→ WHAT IS ASKED:
Show all lines of the listing that hold the word "this".

┌─ GIVEN DATA

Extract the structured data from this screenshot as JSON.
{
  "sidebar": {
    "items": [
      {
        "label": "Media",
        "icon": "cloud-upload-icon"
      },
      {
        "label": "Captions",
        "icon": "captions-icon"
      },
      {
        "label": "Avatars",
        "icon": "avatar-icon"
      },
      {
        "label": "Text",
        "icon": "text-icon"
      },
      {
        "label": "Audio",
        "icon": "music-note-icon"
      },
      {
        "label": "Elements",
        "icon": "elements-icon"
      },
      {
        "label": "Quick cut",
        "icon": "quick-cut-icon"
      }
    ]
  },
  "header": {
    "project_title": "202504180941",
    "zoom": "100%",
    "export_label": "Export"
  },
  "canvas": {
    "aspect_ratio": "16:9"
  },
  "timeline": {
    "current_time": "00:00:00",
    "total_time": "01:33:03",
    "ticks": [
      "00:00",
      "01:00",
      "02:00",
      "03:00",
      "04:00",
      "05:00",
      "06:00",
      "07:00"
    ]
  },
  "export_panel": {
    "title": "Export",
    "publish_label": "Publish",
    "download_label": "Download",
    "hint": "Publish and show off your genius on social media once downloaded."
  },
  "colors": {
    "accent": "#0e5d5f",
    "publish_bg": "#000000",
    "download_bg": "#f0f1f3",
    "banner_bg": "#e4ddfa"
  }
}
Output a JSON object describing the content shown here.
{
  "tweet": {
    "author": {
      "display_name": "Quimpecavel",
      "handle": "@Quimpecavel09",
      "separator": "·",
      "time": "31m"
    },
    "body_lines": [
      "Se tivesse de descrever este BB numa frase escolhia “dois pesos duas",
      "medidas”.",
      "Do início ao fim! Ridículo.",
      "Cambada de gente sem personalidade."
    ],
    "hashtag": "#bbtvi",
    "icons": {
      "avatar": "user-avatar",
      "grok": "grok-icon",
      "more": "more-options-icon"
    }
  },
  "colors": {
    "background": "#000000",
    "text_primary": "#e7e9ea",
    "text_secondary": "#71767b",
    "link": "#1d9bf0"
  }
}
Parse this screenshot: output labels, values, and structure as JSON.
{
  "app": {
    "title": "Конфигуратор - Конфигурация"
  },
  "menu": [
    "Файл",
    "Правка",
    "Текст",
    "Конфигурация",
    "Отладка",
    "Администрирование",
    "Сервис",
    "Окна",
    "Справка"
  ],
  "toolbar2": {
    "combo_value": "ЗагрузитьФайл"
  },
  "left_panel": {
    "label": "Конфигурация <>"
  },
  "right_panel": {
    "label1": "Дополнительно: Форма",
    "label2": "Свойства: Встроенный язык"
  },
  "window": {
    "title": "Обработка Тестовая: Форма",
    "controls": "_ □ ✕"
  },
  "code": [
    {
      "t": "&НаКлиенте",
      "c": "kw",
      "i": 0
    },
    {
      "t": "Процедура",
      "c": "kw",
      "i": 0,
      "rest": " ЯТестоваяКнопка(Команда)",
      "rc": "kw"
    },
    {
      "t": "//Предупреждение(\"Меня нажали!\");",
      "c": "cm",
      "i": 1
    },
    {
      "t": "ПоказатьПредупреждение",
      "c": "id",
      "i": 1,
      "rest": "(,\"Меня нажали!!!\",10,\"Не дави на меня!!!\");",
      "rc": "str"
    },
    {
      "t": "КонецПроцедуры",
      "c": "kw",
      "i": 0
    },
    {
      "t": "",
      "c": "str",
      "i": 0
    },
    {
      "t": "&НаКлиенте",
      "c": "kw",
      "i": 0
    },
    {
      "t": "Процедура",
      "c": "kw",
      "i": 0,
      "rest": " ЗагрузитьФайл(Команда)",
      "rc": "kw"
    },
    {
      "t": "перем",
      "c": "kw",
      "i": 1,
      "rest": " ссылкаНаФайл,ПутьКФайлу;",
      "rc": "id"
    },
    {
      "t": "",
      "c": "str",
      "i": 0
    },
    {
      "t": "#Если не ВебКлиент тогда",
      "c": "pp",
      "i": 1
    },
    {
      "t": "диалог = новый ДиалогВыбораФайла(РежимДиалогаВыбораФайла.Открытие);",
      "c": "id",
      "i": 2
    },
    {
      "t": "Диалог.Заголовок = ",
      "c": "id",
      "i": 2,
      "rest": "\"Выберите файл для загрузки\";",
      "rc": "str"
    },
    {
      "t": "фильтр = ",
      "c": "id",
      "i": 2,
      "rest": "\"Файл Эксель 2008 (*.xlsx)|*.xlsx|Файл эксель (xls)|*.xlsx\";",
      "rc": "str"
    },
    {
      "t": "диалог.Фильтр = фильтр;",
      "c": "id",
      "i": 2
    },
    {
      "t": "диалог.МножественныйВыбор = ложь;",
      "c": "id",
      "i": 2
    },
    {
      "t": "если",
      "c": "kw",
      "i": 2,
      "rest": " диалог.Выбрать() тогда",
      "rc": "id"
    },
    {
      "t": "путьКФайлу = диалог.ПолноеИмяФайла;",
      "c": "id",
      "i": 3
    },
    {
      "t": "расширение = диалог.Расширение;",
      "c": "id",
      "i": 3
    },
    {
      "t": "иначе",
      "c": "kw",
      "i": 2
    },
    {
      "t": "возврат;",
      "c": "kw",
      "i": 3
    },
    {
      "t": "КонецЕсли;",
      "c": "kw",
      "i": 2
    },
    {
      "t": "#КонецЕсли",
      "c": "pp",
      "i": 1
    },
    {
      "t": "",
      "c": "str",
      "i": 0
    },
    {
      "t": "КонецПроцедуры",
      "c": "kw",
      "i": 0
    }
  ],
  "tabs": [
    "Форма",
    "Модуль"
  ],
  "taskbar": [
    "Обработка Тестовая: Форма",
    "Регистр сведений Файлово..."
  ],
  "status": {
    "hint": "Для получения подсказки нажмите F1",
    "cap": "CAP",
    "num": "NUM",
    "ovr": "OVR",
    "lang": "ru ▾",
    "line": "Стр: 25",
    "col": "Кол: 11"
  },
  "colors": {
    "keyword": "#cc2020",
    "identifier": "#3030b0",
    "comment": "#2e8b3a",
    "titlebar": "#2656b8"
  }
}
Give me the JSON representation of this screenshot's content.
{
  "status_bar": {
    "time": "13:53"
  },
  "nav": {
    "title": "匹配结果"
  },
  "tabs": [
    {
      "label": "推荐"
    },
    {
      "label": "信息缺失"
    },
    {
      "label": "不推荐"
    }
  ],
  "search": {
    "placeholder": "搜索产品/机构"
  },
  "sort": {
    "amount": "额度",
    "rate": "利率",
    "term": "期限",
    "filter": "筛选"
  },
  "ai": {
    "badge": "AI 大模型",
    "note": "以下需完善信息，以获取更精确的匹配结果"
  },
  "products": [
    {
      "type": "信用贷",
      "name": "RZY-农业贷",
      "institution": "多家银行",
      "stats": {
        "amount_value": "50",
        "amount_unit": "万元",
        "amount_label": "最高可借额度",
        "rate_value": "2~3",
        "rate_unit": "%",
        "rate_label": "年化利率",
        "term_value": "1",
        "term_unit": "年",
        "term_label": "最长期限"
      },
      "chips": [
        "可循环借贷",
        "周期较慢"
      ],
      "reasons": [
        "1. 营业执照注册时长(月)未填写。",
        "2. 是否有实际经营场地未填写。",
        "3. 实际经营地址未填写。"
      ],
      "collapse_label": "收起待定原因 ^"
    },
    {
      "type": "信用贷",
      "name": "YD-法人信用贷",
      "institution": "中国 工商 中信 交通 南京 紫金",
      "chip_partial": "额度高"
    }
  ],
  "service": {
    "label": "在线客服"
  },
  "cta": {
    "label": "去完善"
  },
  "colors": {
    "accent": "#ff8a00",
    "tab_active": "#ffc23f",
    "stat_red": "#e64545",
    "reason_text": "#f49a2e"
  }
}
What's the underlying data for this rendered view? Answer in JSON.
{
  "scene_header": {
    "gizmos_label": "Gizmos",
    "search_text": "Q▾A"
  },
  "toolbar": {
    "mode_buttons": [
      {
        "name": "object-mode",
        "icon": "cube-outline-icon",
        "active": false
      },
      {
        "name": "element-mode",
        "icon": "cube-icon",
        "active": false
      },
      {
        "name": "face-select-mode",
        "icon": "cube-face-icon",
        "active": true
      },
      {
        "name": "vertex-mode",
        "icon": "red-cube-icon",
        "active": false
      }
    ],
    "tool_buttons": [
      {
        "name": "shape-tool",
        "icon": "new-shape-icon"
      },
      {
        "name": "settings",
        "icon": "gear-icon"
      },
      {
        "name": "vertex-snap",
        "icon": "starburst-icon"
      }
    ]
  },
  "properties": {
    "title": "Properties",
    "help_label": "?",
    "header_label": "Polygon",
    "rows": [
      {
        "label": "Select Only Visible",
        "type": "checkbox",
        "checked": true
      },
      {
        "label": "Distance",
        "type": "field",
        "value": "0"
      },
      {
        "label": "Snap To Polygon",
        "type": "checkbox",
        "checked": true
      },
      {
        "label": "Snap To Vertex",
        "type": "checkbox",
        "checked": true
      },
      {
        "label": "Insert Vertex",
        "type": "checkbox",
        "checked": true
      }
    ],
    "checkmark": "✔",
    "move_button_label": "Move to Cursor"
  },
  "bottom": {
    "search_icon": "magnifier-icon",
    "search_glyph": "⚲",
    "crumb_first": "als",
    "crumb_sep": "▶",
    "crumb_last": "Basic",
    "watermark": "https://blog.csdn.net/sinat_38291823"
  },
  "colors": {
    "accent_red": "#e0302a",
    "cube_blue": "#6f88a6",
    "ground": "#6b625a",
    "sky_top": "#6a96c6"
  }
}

└─

→ REPLY TO THE EXERCISE:
Extract the structured data from this screenshot as JSON.
Parse this screenshot: output labels, values, and structure as JSON.
Give me the JSON representation of this screenshot's content.
What's the underlying data for this rendered view? Answer in JSON.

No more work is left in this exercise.